→ **Input records**:

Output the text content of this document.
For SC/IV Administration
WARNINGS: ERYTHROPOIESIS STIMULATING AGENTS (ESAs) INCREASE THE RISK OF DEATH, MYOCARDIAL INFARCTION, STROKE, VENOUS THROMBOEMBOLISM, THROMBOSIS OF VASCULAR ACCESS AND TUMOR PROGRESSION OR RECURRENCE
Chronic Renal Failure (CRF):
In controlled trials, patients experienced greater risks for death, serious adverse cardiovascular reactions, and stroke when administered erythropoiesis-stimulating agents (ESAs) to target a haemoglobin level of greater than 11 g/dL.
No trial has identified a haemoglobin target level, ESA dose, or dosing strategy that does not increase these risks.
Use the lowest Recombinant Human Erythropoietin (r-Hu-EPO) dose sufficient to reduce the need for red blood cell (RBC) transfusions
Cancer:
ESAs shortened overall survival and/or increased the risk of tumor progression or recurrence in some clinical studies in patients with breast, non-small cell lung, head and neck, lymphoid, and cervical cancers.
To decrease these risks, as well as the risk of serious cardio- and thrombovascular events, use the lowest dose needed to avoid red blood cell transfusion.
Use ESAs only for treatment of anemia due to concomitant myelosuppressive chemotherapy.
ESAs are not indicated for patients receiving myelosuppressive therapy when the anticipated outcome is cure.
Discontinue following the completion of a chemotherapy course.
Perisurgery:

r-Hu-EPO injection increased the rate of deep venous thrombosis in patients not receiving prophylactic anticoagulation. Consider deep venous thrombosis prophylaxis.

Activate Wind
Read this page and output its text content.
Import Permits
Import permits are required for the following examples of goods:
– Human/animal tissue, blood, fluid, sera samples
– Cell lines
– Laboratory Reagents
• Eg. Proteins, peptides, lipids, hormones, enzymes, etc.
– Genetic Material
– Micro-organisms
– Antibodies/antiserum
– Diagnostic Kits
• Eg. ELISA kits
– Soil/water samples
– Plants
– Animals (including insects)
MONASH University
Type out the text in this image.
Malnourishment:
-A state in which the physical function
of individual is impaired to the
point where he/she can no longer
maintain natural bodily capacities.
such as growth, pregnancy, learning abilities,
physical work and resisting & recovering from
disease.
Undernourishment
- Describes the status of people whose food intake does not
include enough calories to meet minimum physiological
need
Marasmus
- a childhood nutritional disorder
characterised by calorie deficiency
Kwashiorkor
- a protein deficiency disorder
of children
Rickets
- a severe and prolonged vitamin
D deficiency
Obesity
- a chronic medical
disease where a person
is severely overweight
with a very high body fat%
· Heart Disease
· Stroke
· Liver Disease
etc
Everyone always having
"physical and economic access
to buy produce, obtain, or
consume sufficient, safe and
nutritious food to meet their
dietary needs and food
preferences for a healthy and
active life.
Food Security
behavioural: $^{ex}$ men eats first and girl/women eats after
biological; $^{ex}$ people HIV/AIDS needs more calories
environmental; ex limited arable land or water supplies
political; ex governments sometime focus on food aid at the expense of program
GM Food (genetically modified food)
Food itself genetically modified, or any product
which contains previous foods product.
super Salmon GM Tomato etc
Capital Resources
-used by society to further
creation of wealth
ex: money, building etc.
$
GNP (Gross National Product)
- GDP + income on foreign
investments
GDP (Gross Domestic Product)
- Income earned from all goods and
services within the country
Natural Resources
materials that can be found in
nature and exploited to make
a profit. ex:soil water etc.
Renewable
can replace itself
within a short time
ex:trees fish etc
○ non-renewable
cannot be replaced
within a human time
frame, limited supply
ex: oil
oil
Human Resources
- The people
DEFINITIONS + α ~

→ **What you should do**: Extract each line from the entries above that contains the string "calories".

→ **Solved problem**:
include enough calories to meet minimum physiological
biological; $^{ex}$ people HIV/AIDS needs more calories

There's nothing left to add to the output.